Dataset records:
════════════════════

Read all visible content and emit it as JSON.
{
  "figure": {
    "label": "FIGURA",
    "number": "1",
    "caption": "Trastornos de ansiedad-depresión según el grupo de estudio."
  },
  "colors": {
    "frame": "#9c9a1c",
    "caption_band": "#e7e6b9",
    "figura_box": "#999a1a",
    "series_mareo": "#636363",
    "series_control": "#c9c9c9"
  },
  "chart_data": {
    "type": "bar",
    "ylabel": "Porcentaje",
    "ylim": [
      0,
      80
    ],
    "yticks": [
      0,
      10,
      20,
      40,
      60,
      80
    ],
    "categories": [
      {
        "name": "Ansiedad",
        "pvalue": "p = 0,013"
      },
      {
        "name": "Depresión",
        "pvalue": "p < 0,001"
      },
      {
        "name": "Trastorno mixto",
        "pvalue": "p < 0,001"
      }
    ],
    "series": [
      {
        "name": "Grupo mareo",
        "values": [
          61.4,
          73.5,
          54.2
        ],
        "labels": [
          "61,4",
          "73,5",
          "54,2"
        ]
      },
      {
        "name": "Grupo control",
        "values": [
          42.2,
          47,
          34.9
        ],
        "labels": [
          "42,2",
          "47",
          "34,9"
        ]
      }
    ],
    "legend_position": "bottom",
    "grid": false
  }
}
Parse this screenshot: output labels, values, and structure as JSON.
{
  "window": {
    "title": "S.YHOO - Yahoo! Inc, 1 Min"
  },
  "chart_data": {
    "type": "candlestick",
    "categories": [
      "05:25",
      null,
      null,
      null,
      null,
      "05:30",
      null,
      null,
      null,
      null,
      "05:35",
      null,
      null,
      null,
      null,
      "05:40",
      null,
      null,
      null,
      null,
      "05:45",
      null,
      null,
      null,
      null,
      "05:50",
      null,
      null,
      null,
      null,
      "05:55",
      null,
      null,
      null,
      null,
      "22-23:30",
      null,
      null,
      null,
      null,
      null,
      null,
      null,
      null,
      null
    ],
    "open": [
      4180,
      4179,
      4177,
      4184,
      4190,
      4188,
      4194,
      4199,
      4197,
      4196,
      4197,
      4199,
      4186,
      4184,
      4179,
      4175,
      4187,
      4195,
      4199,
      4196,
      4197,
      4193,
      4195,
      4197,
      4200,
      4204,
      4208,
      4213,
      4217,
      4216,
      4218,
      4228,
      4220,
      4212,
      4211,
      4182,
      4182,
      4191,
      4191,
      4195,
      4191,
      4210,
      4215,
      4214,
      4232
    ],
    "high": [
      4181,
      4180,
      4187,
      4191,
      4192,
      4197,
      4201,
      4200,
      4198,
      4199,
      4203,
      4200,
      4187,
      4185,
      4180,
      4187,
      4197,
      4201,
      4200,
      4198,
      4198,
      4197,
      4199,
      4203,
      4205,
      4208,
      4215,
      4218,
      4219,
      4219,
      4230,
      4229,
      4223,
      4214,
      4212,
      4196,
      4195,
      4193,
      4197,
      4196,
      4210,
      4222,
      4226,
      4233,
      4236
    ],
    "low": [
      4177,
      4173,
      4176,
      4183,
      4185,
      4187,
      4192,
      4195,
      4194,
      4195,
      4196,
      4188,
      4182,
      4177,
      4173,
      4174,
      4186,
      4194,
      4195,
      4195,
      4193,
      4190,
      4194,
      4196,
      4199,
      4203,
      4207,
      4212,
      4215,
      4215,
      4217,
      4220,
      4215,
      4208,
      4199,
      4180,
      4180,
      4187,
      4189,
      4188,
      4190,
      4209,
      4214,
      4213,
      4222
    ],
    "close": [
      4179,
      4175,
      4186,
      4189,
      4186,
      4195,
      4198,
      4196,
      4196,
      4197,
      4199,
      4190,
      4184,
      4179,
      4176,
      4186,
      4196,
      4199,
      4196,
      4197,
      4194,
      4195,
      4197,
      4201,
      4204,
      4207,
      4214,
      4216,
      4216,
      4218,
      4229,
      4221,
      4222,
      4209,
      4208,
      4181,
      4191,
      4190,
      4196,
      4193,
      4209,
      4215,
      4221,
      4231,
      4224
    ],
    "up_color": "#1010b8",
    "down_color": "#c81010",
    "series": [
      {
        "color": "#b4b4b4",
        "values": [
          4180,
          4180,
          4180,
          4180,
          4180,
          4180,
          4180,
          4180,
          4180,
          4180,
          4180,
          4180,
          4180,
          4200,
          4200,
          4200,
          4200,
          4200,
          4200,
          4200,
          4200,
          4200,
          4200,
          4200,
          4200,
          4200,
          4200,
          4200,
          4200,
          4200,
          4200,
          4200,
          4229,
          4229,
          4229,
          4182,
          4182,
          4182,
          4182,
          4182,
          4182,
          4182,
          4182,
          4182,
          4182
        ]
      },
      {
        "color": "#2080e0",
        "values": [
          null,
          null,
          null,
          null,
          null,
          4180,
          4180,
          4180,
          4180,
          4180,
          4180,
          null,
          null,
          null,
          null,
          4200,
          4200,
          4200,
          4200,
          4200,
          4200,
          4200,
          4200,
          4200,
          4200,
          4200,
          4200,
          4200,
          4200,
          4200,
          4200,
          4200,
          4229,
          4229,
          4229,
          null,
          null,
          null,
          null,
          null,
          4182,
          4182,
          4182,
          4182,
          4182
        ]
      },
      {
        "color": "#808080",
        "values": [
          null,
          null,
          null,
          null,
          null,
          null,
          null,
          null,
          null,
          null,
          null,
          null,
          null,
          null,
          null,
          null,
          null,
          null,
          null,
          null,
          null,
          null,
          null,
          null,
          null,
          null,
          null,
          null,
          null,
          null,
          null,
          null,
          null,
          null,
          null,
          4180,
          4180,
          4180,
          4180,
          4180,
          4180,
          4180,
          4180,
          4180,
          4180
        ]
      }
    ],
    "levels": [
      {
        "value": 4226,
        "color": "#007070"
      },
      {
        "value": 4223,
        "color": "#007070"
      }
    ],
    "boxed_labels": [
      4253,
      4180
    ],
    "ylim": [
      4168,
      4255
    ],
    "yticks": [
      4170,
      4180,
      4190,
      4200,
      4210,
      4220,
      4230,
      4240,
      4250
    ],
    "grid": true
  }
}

════════════════════

## Written request
From the records above, please extract every line and repeat it exactly.

## Worked solution
Read all visible content and emit it as JSON.
{
  "figure": {
    "label": "FIGURA",
    "number": "1",
    "caption": "Trastornos de ansiedad-depresión según el grupo de estudio."
  },
  "colors": {
    "frame": "#9c9a1c",
    "caption_band": "#e7e6b9",
    "figura_box": "#999a1a",
    "series_mareo": "#636363",
    "series_control": "#c9c9c9"
  },
  "chart_data": {
    "type": "bar",
    "ylabel": "Porcentaje",
    "ylim": [
      0,
      80
    ],
    "yticks": [
      0,
      10,
      20,
      40,
      60,
      80
    ],
    "categories": [
      {
        "name": "Ansiedad",
        "pvalue": "p = 0,013"
      },
      {
        "name": "Depresión",
        "pvalue": "p < 0,001"
      },
      {
        "name": "Trastorno mixto",
        "pvalue": "p < 0,001"
      }
    ],
    "series": [
      {
        "name": "Grupo mareo",
        "values": [
          61.4,
          73.5,
          54.2
        ],
        "labels": [
          "61,4",
          "73,5",
          "54,2"
        ]
      },
      {
        "name": "Grupo control",
        "values": [
          42.2,
          47,
          34.9
        ],
        "labels": [
          "42,2",
          "47",
          "34,9"
        ]
      }
    ],
    "legend_position": "bottom",
    "grid": false
  }
}
Parse this screenshot: output labels, values, and structure as JSON.
{
  "window": {
    "title": "S.YHOO - Yahoo! Inc, 1 Min"
  },
  "chart_data": {
    "type": "candlestick",
    "categories": [
      "05:25",
      null,
      null,
      null,
      null,
      "05:30",
      null,
      null,
      null,
      null,
      "05:35",
      null,
      null,
      null,
      null,
      "05:40",
      null,
      null,
      null,
      null,
      "05:45",
      null,
      null,
      null,
      null,
      "05:50",
      null,
      null,
      null,
      null,
      "05:55",
      null,
      null,
      null,
      null,
      "22-23:30",
      null,
      null,
      null,
      null,
      null,
      null,
      null,
      null,
      null
    ],
    "open": [
      4180,
      4179,
      4177,
      4184,
      4190,
      4188,
      4194,
      4199,
      4197,
      4196,
      4197,
      4199,
      4186,
      4184,
      4179,
      4175,
      4187,
      4195,
      4199,
      4196,
      4197,
      4193,
      4195,
      4197,
      4200,
      4204,
      4208,
      4213,
      4217,
      4216,
      4218,
      4228,
      4220,
      4212,
      4211,
      4182,
      4182,
      4191,
      4191,
      4195,
      4191,
      4210,
      4215,
      4214,
      4232
    ],
    "high": [
      4181,
      4180,
      4187,
      4191,
      4192,
      4197,
      4201,
      4200,
      4198,
      4199,
      4203,
      4200,
      4187,
      4185,
      4180,
      4187,
      4197,
      4201,
      4200,
      4198,
      4198,
      4197,
      4199,
      4203,
      4205,
      4208,
      4215,
      4218,
      4219,
      4219,
      4230,
      4229,
      4223,
      4214,
      4212,
      4196,
      4195,
      4193,
      4197,
      4196,
      4210,
      4222,
      4226,
      4233,
      4236
    ],
    "low": [
      4177,
      4173,
      4176,
      4183,
      4185,
      4187,
      4192,
      4195,
      4194,
      4195,
      4196,
      4188,
      4182,
      4177,
      4173,
      4174,
      4186,
      4194,
      4195,
      4195,
      4193,
      4190,
      4194,
      4196,
      4199,
      4203,
      4207,
      4212,
      4215,
      4215,
      4217,
      4220,
      4215,
      4208,
      4199,
      4180,
      4180,
      4187,
      4189,
      4188,
      4190,
      4209,
      4214,
      4213,
      4222
    ],
    "close": [
      4179,
      4175,
      4186,
      4189,
      4186,
      4195,
      4198,
      4196,
      4196,
      4197,
      4199,
      4190,
      4184,
      4179,
      4176,
      4186,
      4196,
      4199,
      4196,
      4197,
      4194,
      4195,
      4197,
      4201,
      4204,
      4207,
      4214,
      4216,
      4216,
      4218,
      4229,
      4221,
      4222,
      4209,
      4208,
      4181,
      4191,
      4190,
      4196,
      4193,
      4209,
      4215,
      4221,
      4231,
      4224
    ],
    "up_color": "#1010b8",
    "down_color": "#c81010",
    "series": [
      {
        "color": "#b4b4b4",
        "values": [
          4180,
          4180,
          4180,
          4180,
          4180,
          4180,
          4180,
          4180,
          4180,
          4180,
          4180,
          4180,
          4180,
          4200,
          4200,
          4200,
          4200,
          4200,
          4200,
          4200,
          4200,
          4200,
          4200,
          4200,
          4200,
          4200,
          4200,
          4200,
          4200,
          4200,
          4200,
          4200,
          4229,
          4229,
          4229,
          4182,
          4182,
          4182,
          4182,
          4182,
          4182,
          4182,
          4182,
          4182,
          4182
        ]
      },
      {
        "color": "#2080e0",
        "values": [
          null,
          null,
          null,
          null,
          null,
          4180,
          4180,
          4180,
          4180,
          4180,
          4180,
          null,
          null,
          null,
          null,
          4200,
          4200,
          4200,
          4200,
          4200,
          4200,
          4200,
          4200,
          4200,
          4200,
          4200,
          4200,
          4200,
          4200,
          4200,
          4200,
          4200,
          4229,
          4229,
          4229,
          null,
          null,
          null,
          null,
          null,
          4182,
          4182,
          4182,
          4182,
          4182
        ]
      },
      {
        "color": "#808080",
        "values": [
          null,
          null,
          null,
          null,
          null,
          null,
          null,
          null,
          null,
          null,
          null,
          null,
          null,
          null,
          null,
          null,
          null,
          null,
          null,
          null,
          null,
          null,
          null,
          null,
          null,
          null,
          null,
          null,
          null,
          null,
          null,
          null,
          null,
          null,
          null,
          4180,
          4180,
          4180,
          4180,
          4180,
          4180,
          4180,
          4180,
          4180,
          4180
        ]
      }
    ],
    "levels": [
      {
        "value": 4226,
        "color": "#007070"
      },
      {
        "value": 4223,
        "color": "#007070"
      }
    ],
    "boxed_labels": [
      4253,
      4180
    ],
    "ylim": [
      4168,
      4255
    ],
    "yticks": [
      4170,
      4180,
      4190,
      4200,
      4210,
      4220,
      4230,
      4240,
      4250
    ],
    "grid": true
  }
}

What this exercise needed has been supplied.